▶ Exercise text:
On July 17, 1927, Boca Juniors played a friendly v Spanish club Real Madrid, losing 2–1. It was the first match won by the Spanish side outside Europe.

When Scottish club Motherwell toured on South America in 1928, they played two matches at Boca Juniors, one vs an Argentine Combined (won by the visitor 3–0) and another v Boca Juniors (lost 2–0). That same year, FC Barcelona also played a friendly there during their South American tour, defeating Boca Juniors 2–1 on August 18.

In 1929, a lighting system was inaugurated. Lights were mounted over four metallic towers. On 24 December 1929, the first match with the lights was played, a friendly v Newell's Old Boys, which Boca won 5–2.

▶ Extracted material:
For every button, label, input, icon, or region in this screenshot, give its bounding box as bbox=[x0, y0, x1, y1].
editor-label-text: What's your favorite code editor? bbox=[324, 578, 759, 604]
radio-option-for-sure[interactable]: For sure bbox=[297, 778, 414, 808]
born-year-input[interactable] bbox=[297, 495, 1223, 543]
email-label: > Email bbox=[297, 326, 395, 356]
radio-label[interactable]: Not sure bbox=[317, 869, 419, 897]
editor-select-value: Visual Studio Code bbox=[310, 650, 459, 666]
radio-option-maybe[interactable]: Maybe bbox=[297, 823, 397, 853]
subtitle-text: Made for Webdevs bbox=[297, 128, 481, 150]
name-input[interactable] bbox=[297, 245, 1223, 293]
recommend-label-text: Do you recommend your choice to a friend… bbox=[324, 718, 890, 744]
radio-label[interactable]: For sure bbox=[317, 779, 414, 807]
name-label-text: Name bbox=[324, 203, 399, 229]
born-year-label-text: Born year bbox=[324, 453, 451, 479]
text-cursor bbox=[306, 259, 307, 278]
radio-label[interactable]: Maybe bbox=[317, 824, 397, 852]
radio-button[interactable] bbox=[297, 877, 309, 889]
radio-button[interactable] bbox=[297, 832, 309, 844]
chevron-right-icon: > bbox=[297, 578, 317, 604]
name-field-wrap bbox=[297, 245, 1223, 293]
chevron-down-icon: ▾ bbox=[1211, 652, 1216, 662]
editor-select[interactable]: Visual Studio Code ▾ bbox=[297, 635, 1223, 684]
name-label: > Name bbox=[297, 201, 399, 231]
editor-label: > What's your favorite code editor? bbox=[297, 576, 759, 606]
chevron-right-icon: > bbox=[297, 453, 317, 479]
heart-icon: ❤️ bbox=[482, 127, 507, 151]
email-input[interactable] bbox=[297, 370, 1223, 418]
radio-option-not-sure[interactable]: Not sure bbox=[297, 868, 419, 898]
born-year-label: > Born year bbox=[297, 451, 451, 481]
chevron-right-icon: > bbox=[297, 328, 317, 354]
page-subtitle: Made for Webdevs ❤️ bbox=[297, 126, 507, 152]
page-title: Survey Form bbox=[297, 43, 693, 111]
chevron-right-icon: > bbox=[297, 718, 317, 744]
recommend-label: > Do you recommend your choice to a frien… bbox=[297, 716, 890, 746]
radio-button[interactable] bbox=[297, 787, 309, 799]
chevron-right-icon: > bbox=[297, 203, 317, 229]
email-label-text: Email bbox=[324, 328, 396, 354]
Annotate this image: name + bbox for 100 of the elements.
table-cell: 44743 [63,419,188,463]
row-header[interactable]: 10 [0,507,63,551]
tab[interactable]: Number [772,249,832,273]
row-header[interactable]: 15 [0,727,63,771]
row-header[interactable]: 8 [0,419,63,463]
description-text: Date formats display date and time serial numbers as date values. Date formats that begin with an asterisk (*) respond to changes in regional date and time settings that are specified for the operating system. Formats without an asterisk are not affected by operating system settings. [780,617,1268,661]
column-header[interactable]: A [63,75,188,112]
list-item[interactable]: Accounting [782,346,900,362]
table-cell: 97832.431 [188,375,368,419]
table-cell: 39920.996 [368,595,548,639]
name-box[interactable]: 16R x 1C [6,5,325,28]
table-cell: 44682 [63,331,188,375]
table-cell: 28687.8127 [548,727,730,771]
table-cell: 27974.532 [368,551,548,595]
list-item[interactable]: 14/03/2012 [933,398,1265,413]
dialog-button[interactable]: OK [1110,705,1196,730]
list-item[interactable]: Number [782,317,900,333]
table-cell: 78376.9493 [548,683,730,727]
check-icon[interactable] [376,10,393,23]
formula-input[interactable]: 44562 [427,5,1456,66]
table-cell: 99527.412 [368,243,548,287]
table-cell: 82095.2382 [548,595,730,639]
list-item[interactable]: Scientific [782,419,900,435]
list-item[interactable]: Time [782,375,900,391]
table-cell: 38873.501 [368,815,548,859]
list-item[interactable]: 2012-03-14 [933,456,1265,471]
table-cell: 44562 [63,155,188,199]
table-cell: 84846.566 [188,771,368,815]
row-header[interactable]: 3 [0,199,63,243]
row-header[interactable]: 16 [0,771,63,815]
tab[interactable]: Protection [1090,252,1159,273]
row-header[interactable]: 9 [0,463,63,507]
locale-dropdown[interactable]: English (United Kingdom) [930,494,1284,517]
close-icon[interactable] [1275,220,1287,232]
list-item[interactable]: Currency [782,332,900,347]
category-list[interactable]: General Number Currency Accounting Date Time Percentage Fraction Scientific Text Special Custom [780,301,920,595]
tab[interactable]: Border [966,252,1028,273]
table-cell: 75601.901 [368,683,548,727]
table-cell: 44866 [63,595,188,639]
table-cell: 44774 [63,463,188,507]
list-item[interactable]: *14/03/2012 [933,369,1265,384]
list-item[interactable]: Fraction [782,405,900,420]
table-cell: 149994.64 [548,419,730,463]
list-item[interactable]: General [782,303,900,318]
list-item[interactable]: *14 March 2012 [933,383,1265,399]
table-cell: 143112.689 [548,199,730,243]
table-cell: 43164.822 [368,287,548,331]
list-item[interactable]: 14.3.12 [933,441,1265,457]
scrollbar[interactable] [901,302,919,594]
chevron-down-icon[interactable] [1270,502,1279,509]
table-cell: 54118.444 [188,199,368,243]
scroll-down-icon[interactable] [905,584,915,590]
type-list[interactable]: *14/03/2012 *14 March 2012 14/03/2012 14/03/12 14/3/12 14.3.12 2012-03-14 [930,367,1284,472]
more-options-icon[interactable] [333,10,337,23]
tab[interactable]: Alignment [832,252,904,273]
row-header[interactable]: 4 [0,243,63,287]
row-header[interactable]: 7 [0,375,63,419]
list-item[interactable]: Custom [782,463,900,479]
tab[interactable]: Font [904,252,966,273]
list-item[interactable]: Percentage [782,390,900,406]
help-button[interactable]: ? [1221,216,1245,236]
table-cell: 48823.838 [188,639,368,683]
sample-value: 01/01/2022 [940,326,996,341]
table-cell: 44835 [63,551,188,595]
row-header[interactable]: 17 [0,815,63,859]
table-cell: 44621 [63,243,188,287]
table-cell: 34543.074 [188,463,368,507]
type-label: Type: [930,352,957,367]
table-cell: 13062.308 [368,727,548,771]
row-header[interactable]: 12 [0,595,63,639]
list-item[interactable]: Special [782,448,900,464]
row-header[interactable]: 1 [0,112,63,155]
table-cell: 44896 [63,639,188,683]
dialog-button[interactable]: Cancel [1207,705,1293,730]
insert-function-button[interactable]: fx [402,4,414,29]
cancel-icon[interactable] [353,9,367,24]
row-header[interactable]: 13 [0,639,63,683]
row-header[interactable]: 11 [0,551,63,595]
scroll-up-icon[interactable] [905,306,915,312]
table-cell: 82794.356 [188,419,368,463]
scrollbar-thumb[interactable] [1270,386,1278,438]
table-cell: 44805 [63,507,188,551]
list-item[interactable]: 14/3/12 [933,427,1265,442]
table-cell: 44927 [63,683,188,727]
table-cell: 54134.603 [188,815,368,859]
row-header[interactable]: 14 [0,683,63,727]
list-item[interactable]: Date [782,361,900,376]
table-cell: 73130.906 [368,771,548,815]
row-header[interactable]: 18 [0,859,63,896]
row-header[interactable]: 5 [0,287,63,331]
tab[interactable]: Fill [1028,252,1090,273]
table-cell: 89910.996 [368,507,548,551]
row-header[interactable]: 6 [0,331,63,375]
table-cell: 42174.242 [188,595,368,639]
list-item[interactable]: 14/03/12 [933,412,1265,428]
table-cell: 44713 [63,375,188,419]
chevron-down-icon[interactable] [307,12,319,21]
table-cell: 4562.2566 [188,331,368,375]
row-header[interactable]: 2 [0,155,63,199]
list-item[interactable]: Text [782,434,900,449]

▶ Apply what you read:
- 1) According to the Boca Juniors text, who was Boca's opponent in the first match played under the lights, and what was the score?
- 2) Return the section of the Boca Juniors text starting at "When Scottish club" and ending at "Boca won 5–2.".
The records are separate material and have nothing to do with the Boca Juniors text.

▶ Per-task outputs:
- 1) Boca played Newell's Old Boys and won 5–2.

- 2)
When Scottish club Motherwell toured on South America in 1928, they played two matches at Boca Juniors, one vs an Argentine Combined (won by the visitor 3–0) and another v Boca Juniors (lost 2–0). That same year, FC Barcelona also played a friendly there during their South American tour, defeating Boca Juniors 2–1 on August 18.

In 1929, a lighting system was inaugurated. Lights were mounted over four metallic towers. On 24 December 1929, the first match with the lights was played, a friendly v Newell's Old Boys, which Boca won 5–2.